## Directive
Return all lines in the material below that contain "JSON".
* start Exercise inputs *
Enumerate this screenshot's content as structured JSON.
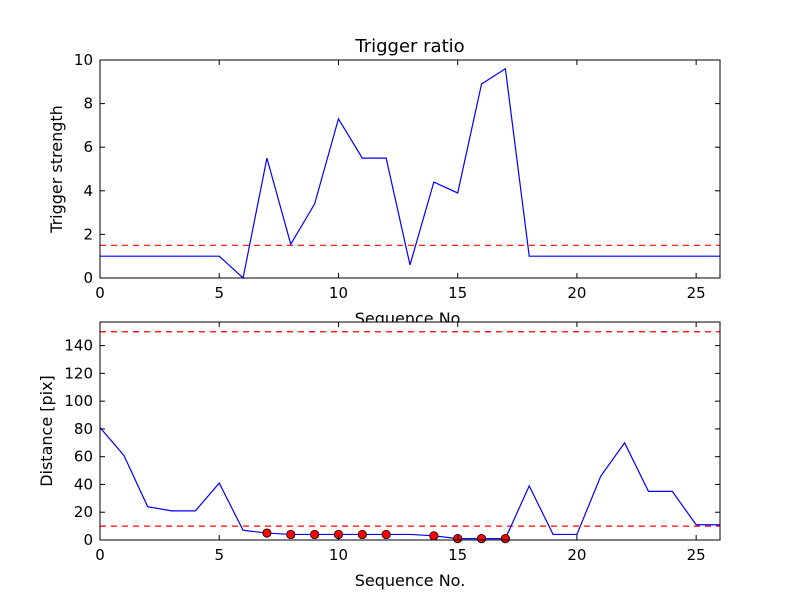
{
  "chart_data": [
    {
      "type": "line",
      "title": "Trigger ratio",
      "xlabel": "Sequence No.",
      "ylabel": "Trigger strength",
      "xlim": [
        0,
        26
      ],
      "ylim": [
        0,
        10
      ],
      "xticks": [
        0,
        5,
        10,
        15,
        20,
        25
      ],
      "yticks": [
        0,
        2,
        4,
        6,
        8,
        10
      ],
      "grid": false,
      "series": [
        {
          "color": "#0000ff",
          "style": "solid",
          "x": [
            0,
            1,
            2,
            3,
            4,
            5,
            6,
            7,
            8,
            9,
            10,
            11,
            12,
            13,
            14,
            15,
            16,
            17,
            18,
            19,
            20,
            21,
            22,
            23,
            24,
            25,
            26
          ],
          "values": [
            1.0,
            1.0,
            1.0,
            1.0,
            1.0,
            1.0,
            0.0,
            5.5,
            1.55,
            3.4,
            7.3,
            5.5,
            5.5,
            0.6,
            4.4,
            3.9,
            8.9,
            9.6,
            1.0,
            1.0,
            1.0,
            1.0,
            1.0,
            1.0,
            1.0,
            1.0,
            1.0
          ]
        }
      ],
      "reference_lines": [
        {
          "y": 1.5,
          "color": "#ff0000",
          "style": "dashed"
        }
      ]
    },
    {
      "type": "line",
      "title": "",
      "xlabel": "Sequence No.",
      "ylabel": "Distance [pix]",
      "xlim": [
        0,
        26
      ],
      "ylim": [
        0,
        157
      ],
      "xticks": [
        0,
        5,
        10,
        15,
        20,
        25
      ],
      "yticks": [
        0,
        20,
        40,
        60,
        80,
        100,
        120,
        140
      ],
      "grid": false,
      "series": [
        {
          "color": "#0000ff",
          "style": "solid",
          "x": [
            0,
            1,
            2,
            3,
            4,
            5,
            6,
            7,
            8,
            9,
            10,
            11,
            12,
            13,
            14,
            15,
            16,
            17,
            18,
            19,
            20,
            21,
            22,
            23,
            24,
            25,
            26
          ],
          "values": [
            81,
            61,
            24,
            21,
            21,
            41,
            7,
            5,
            4,
            4,
            4,
            4,
            4,
            4,
            3,
            1,
            1,
            1,
            39,
            4,
            4,
            46,
            70,
            35,
            35,
            11,
            11
          ]
        }
      ],
      "markers": {
        "color": "#ff0000",
        "edge_color": "#000000",
        "x": [
          7,
          8,
          9,
          10,
          11,
          12,
          14,
          15,
          16,
          17
        ],
        "values": [
          5,
          4,
          4,
          4,
          4,
          4,
          3,
          1,
          1,
          1
        ]
      },
      "reference_lines": [
        {
          "y": 150,
          "color": "#ff0000",
          "style": "dashed"
        },
        {
          "y": 10,
          "color": "#ff0000",
          "style": "dashed"
        }
      ]
    }
  ]
}
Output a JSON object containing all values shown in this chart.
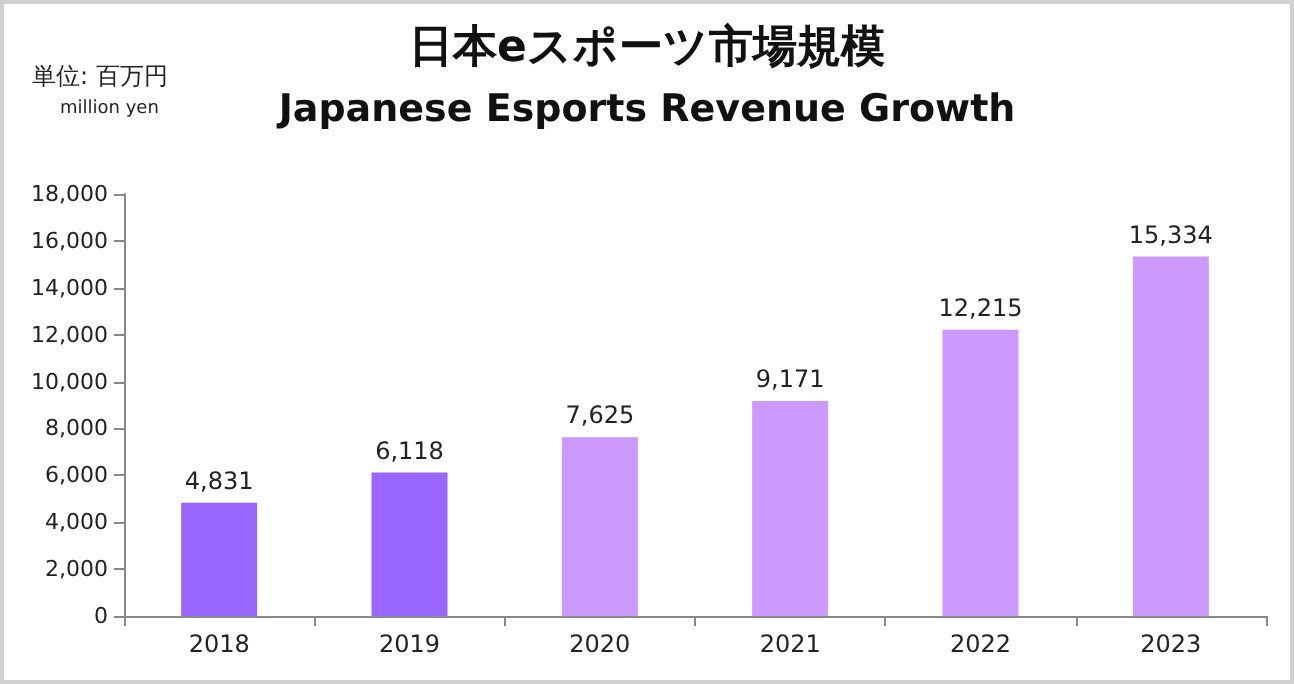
{
  "chart_data": {
    "type": "bar",
    "title": "日本eスポーツ市場規模",
    "subtitle": "Japanese Esports Revenue Growth",
    "ylabel": "単位: 百万円",
    "annotations": [
      "million yen"
    ],
    "categories": [
      "2018",
      "2019",
      "2020",
      "2021",
      "2022",
      "2023"
    ],
    "values": [
      4831,
      6118,
      7625,
      9171,
      12215,
      15334
    ],
    "colors": [
      "#9966ff",
      "#9966ff",
      "#cc99ff",
      "#cc99ff",
      "#cc99ff",
      "#cc99ff"
    ],
    "value_labels": [
      "4,831",
      "6,118",
      "7,625",
      "9,171",
      "12,215",
      "15,334"
    ],
    "ylim": [
      0,
      18000
    ],
    "yticks": [
      0,
      {
        "value": 2000,
        "label": "2,000"
      },
      {
        "value": 4000,
        "label": "4,000"
      },
      {
        "value": 6000,
        "label": "6,000"
      },
      {
        "value": 8000,
        "label": "8,000"
      },
      {
        "value": 10000,
        "label": "10,000"
      },
      {
        "value": 12000,
        "label": "12,000"
      },
      {
        "value": 14000,
        "label": "14,000"
      },
      {
        "value": 16000,
        "label": "16,000"
      },
      {
        "value": 18000,
        "label": "18,000"
      }
    ],
    "grid": false
  }
}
* end Exercise inputs *
## Written answer
Enumerate this screenshot's content as structured JSON.
Output a JSON object containing all values shown in this chart.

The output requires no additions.